[Dataset rows about figures]
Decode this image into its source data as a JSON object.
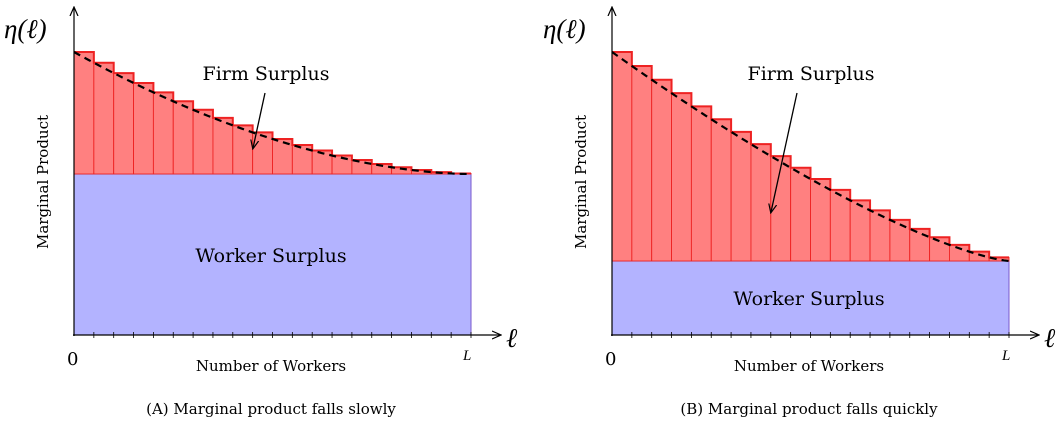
{
  "panels": [
    {
      "id": "A",
      "y_axis_symbol": "η(ℓ)",
      "x_axis_symbol": "ℓ",
      "origin_label": "0",
      "end_label": "L",
      "ylabel": "Marginal Product",
      "xlabel": "Number of Workers",
      "firm_label": "Firm Surplus",
      "worker_label": "Worker Surplus",
      "caption": "(A) Marginal product falls slowly"
    },
    {
      "id": "B",
      "y_axis_symbol": "η(ℓ)",
      "x_axis_symbol": "ℓ",
      "origin_label": "0",
      "end_label": "L",
      "ylabel": "Marginal Product",
      "xlabel": "Number of Workers",
      "firm_label": "Firm Surplus",
      "worker_label": "Worker Surplus",
      "caption": "(B) Marginal product falls quickly"
    }
  ],
  "colors": {
    "firm_fill": "#ff8080",
    "firm_edge": "#ee2222",
    "worker_fill": "#b3b3ff",
    "worker_edge": "#7a5acc",
    "curve": "#000000",
    "axis": "#000000"
  }
}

-- The request --
Produce an exact copy of each line of data, skipping embedded images.

-- Task solution --
Decode this image into its source data as a JSON object.
{
  "panels": [
    {
      "id": "A",
      "y_axis_symbol": "η(ℓ)",
      "x_axis_symbol": "ℓ",
      "origin_label": "0",
      "end_label": "L",
      "ylabel": "Marginal Product",
      "xlabel": "Number of Workers",
      "firm_label": "Firm Surplus",
      "worker_label": "Worker Surplus",
      "caption": "(A) Marginal product falls slowly"
    },
    {
      "id": "B",
      "y_axis_symbol": "η(ℓ)",
      "x_axis_symbol": "ℓ",
      "origin_label": "0",
      "end_label": "L",
      "ylabel": "Marginal Product",
      "xlabel": "Number of Workers",
      "firm_label": "Firm Surplus",
      "worker_label": "Worker Surplus",
      "caption": "(B) Marginal product falls quickly"
    }
  ],
  "colors": {
    "firm_fill": "#ff8080",
    "firm_edge": "#ee2222",
    "worker_fill": "#b3b3ff",
    "worker_edge": "#7a5acc",
    "curve": "#000000",
    "axis": "#000000"
  }
}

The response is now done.